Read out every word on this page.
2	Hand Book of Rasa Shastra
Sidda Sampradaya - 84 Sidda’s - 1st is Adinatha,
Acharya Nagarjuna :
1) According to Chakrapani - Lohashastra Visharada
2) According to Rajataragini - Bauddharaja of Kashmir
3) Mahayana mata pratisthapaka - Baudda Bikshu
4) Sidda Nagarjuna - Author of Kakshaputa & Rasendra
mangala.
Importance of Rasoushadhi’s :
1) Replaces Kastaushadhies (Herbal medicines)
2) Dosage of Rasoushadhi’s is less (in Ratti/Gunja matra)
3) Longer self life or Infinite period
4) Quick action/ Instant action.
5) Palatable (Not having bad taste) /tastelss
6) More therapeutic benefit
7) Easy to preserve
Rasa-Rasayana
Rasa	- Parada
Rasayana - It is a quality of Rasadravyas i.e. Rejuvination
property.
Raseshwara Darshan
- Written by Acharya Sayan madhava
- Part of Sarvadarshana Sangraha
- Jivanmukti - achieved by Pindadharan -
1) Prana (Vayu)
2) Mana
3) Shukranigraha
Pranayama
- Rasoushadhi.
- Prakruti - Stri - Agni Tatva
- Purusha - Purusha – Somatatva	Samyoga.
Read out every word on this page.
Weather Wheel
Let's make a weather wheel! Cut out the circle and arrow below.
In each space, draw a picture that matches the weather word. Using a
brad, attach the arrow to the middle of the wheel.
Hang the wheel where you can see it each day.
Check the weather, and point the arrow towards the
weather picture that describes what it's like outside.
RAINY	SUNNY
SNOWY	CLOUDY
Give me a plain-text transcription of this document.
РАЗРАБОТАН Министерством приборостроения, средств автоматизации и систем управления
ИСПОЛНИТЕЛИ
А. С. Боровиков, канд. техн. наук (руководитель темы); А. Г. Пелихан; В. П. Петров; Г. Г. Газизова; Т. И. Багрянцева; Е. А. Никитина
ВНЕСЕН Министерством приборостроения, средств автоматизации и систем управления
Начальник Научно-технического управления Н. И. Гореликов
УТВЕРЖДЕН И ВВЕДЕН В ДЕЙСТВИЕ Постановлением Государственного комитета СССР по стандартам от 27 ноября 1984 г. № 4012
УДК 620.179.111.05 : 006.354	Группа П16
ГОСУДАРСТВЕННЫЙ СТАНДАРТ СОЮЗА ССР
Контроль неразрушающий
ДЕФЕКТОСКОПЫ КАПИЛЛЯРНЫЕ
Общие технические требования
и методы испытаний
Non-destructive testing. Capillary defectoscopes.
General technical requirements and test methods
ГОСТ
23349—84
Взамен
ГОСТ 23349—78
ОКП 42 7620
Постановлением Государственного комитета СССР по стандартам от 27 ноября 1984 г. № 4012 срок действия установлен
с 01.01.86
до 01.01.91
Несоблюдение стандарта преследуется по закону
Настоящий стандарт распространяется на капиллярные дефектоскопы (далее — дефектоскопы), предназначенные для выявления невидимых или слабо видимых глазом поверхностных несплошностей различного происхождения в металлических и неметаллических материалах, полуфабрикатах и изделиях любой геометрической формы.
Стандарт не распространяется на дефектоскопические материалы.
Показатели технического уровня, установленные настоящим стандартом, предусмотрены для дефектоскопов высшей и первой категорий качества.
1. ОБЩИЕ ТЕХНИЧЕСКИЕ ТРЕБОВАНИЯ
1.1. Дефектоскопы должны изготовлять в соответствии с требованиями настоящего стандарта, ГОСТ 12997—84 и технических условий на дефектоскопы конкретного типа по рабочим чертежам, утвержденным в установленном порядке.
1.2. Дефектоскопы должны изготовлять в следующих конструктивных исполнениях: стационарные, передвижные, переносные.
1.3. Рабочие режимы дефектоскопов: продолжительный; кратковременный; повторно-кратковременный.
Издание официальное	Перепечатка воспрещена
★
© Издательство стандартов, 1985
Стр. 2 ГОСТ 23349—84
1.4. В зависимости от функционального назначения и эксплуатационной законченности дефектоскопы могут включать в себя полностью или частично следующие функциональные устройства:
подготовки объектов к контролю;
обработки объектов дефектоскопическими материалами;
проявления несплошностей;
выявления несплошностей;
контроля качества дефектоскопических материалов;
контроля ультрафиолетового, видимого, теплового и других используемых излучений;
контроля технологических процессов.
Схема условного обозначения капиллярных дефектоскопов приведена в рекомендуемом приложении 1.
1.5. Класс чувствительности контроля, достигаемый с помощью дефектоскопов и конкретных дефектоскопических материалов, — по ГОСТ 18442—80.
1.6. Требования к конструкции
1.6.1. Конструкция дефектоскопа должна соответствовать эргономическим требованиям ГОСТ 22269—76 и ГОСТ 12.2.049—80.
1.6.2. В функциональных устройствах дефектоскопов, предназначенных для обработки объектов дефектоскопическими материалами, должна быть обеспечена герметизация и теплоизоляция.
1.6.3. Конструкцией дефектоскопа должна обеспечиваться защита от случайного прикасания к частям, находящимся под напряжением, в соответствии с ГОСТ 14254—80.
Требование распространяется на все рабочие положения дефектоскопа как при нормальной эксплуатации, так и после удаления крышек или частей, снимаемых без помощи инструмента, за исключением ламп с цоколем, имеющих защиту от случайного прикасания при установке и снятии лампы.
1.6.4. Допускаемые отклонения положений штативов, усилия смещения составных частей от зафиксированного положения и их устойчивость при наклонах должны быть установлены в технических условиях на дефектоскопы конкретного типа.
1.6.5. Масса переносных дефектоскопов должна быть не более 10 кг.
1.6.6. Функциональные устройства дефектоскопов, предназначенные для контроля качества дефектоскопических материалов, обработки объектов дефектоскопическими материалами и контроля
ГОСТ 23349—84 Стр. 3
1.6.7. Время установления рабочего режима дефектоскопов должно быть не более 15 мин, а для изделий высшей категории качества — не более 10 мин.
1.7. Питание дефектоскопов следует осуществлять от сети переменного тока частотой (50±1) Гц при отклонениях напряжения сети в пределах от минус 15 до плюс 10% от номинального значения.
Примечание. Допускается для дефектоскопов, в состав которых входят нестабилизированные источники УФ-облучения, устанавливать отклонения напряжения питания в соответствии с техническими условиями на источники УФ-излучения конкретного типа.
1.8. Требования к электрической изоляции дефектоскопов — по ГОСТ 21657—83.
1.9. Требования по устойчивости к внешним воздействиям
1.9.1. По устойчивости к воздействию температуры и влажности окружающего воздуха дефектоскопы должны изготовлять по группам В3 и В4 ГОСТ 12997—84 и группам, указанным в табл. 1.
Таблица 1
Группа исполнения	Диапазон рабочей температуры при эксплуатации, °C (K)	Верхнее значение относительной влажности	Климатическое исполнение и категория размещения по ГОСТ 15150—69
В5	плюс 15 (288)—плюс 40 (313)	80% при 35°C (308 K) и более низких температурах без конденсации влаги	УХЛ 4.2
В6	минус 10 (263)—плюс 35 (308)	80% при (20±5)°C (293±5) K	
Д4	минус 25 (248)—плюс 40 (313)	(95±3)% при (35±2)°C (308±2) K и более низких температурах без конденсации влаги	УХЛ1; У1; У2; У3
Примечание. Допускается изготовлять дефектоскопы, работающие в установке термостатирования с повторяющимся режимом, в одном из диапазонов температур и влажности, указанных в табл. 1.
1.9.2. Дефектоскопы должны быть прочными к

++++++++++

• WORK INSTRUCTIONS
In the records above, how many lines include the string "распространяется"? Answer with only the number.

• OUTPUT OF THE EXERCISE
3